• _Given problem_: Copy out each line in the material below that has the word "Teaching".

• _Information provided_:

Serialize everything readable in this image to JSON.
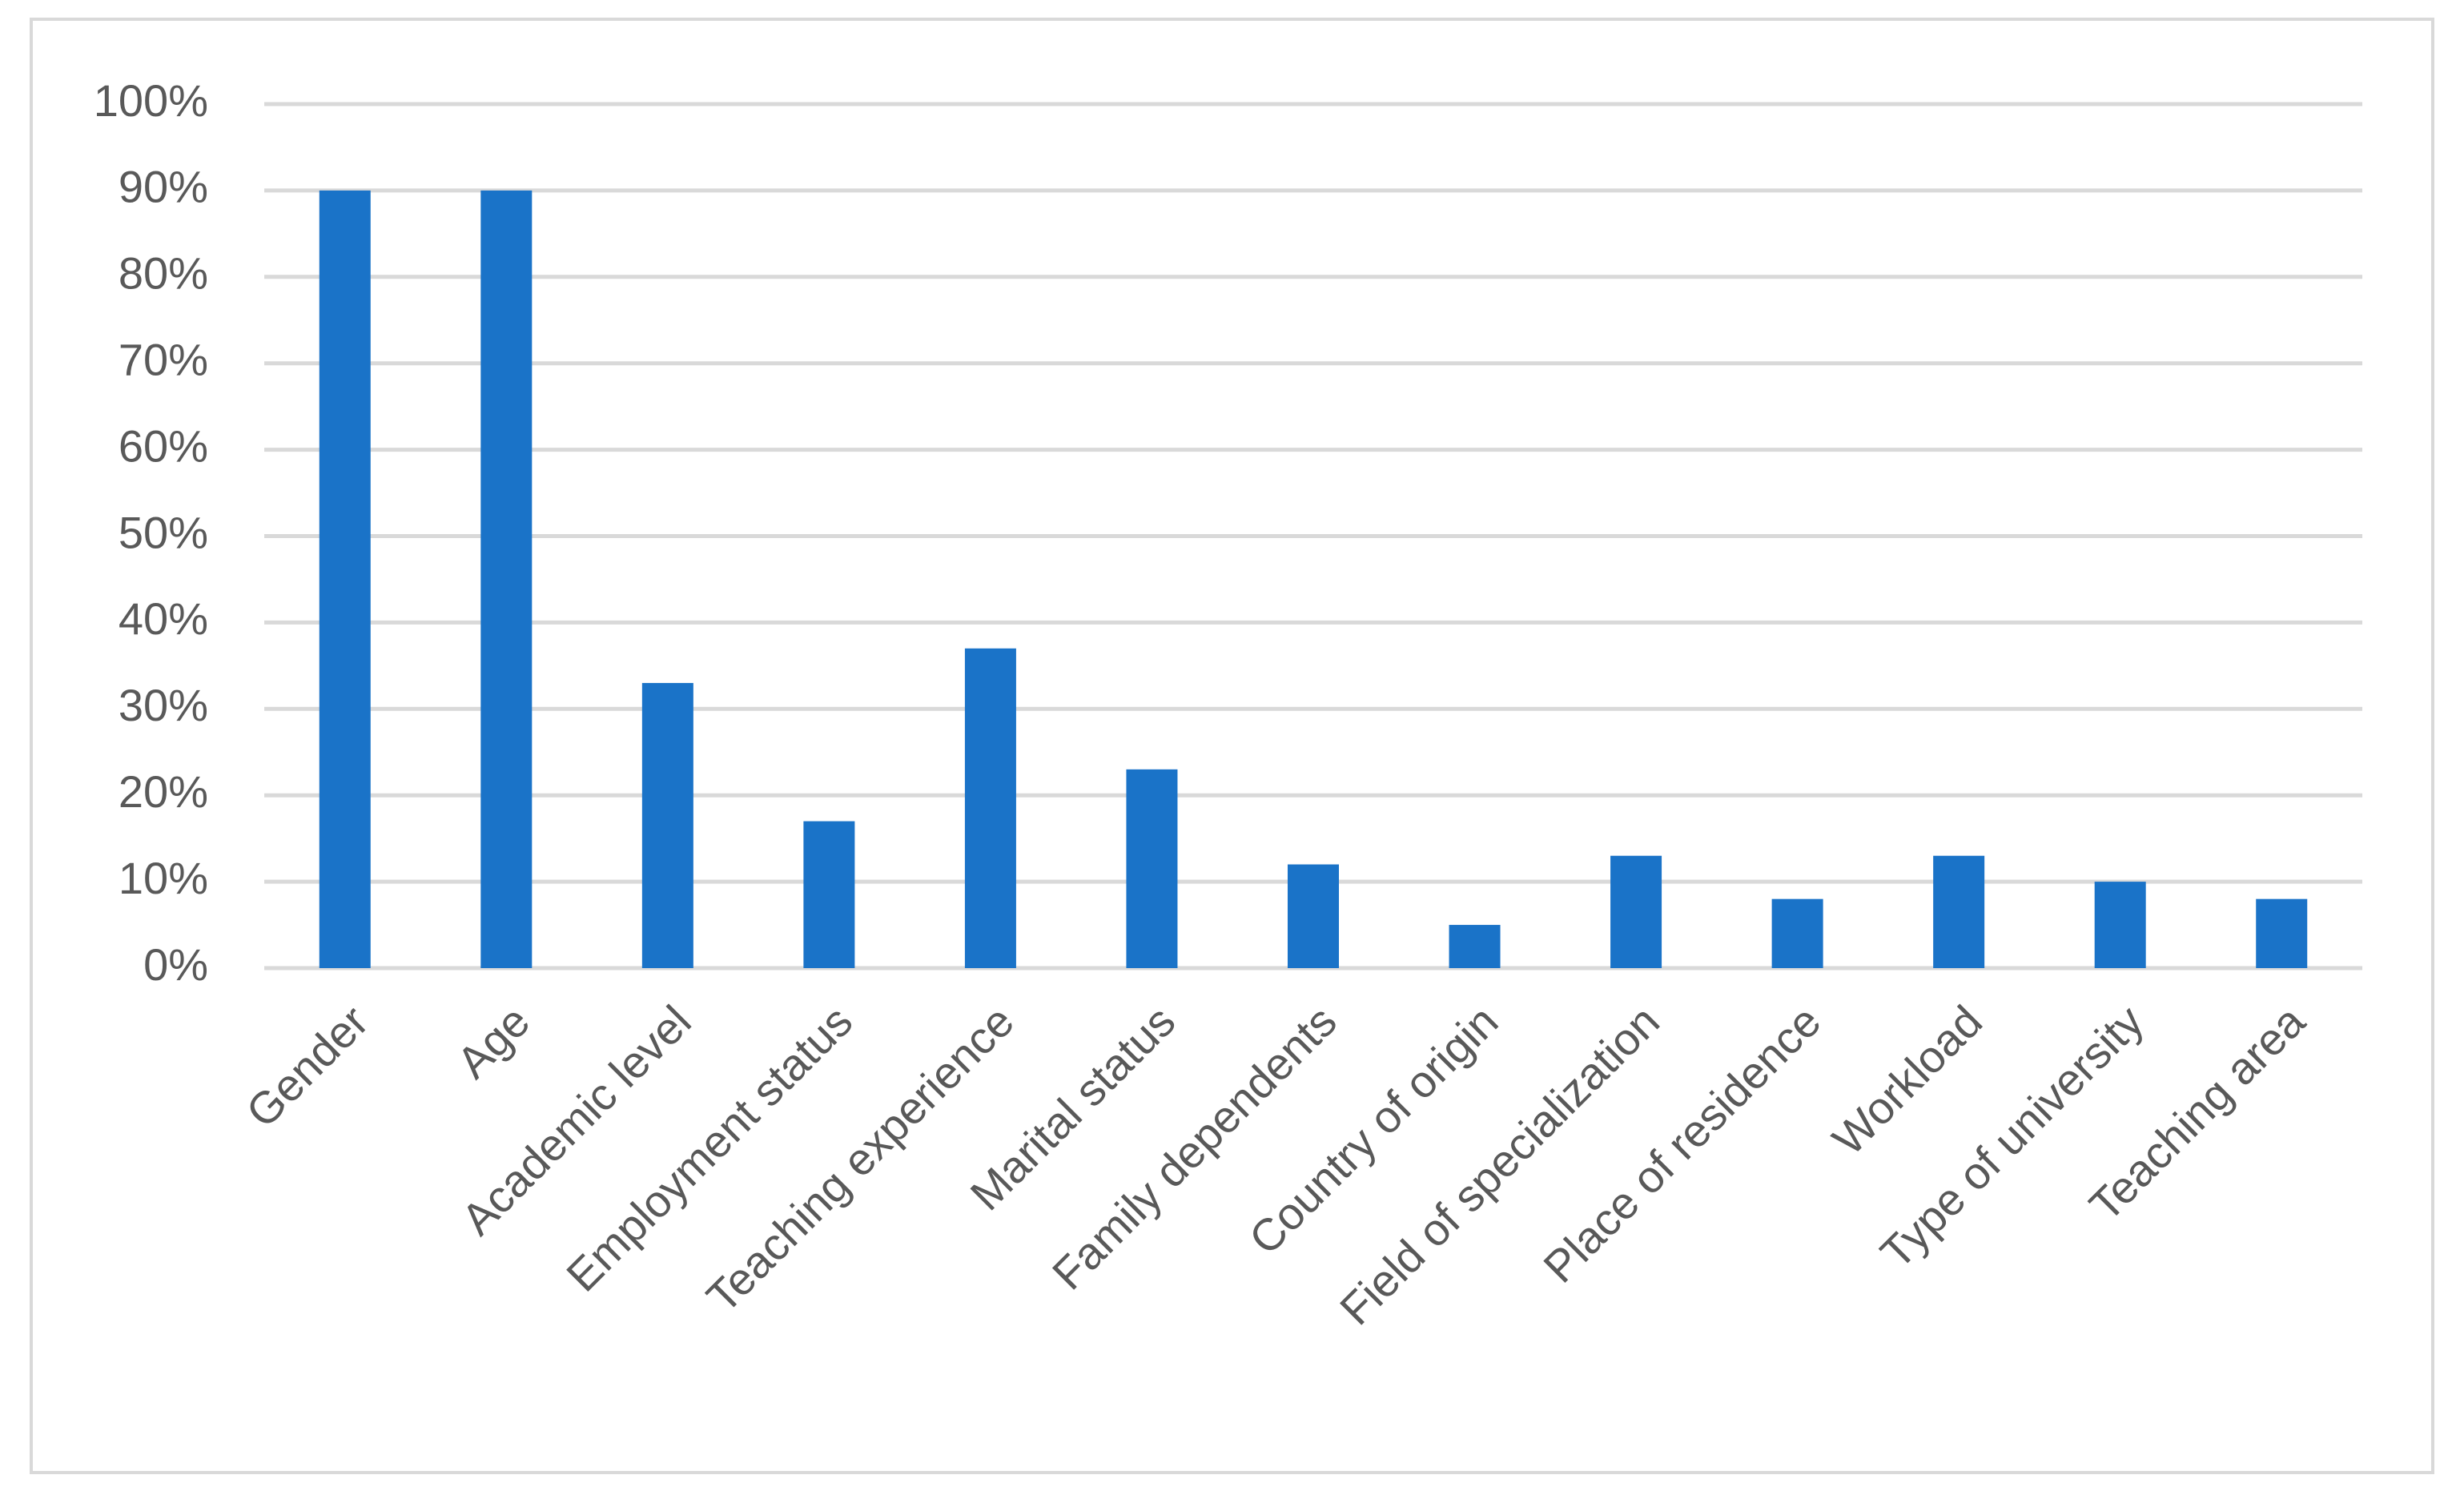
{
  "chart_data": {
    "type": "bar",
    "categories": [
      "Gender",
      "Age",
      "Academic level",
      "Employment status",
      "Teaching experience",
      "Marital status",
      "Family dependents",
      "Country of origin",
      "Field of specialization",
      "Place of residence",
      "Workload",
      "Type of university",
      "Teaching area"
    ],
    "values": [
      90,
      90,
      33,
      17,
      37,
      23,
      12,
      5,
      13,
      8,
      13,
      10,
      8
    ],
    "color": "#1a73c8",
    "ylim": [
      0,
      100
    ],
    "yticks": [
      {
        "value": 0,
        "label": "0%"
      },
      {
        "value": 10,
        "label": "10%"
      },
      {
        "value": 20,
        "label": "20%"
      },
      {
        "value": 30,
        "label": "30%"
      },
      {
        "value": 40,
        "label": "40%"
      },
      {
        "value": 50,
        "label": "50%"
      },
      {
        "value": 60,
        "label": "60%"
      },
      {
        "value": 70,
        "label": "70%"
      },
      {
        "value": 80,
        "label": "80%"
      },
      {
        "value": 90,
        "label": "90%"
      },
      {
        "value": 100,
        "label": "100%"
      }
    ],
    "grid": true
  }
}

• _Correct answer_:
      "Teaching experience",
      "Teaching area"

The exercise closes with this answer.